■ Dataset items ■
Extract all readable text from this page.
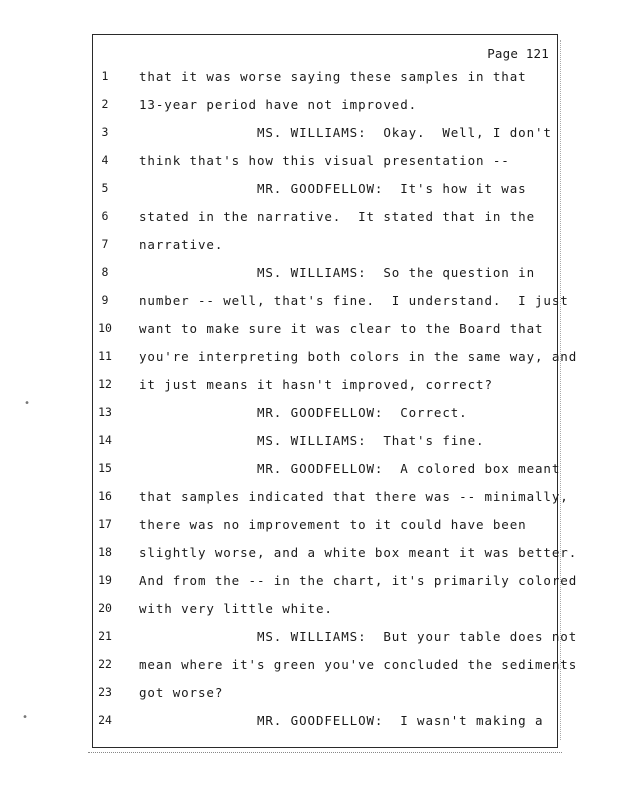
Page 121
1	that it was worse saying these samples in that
2	13-year period have not improved.
3	MS. WILLIAMS:  Okay.  Well, I don't
4	think that's how this visual presentation --
5	MR. GOODFELLOW:  It's how it was
6	stated in the narrative.  It stated that in the
7	narrative.
8	MS. WILLIAMS:  So the question in
9	number -- well, that's fine.  I understand.  I just
10	want to make sure it was clear to the Board that
11	you're interpreting both colors in the same way, and
12	it just means it hasn't improved, correct?
13	MR. GOODFELLOW:  Correct.
14	MS. WILLIAMS:  That's fine.
15	MR. GOODFELLOW:  A colored box meant
16	that samples indicated that there was -- minimally,
17	there was no improvement to it could have been
18	slightly worse, and a white box meant it was better.
19	And from the -- in the chart, it's primarily colored
20	with very little white.
21	MS. WILLIAMS:  But your table does not
22	mean where it's green you've concluded the sediments
23	got worse?
24	MR. GOODFELLOW:  I wasn't making a
•
•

■ WHAT YOU NEED TO DO ■
Repeat the records above verbatim, with no pictures in the result.

■ ANSWER BELOW ■
Extract all readable text from this page.
Page 121
1	that it was worse saying these samples in that
2	13-year period have not improved.
3	MS. WILLIAMS:  Okay.  Well, I don't
4	think that's how this visual presentation --
5	MR. GOODFELLOW:  It's how it was
6	stated in the narrative.  It stated that in the
7	narrative.
8	MS. WILLIAMS:  So the question in
9	number -- well, that's fine.  I understand.  I just
10	want to make sure it was clear to the Board that
11	you're interpreting both colors in the same way, and
12	it just means it hasn't improved, correct?
13	MR. GOODFELLOW:  Correct.
14	MS. WILLIAMS:  That's fine.
15	MR. GOODFELLOW:  A colored box meant
16	that samples indicated that there was -- minimally,
17	there was no improvement to it could have been
18	slightly worse, and a white box meant it was better.
19	And from the -- in the chart, it's primarily colored
20	with very little white.
21	MS. WILLIAMS:  But your table does not
22	mean where it's green you've concluded the sediments
23	got worse?
24	MR. GOODFELLOW:  I wasn't making a
•
•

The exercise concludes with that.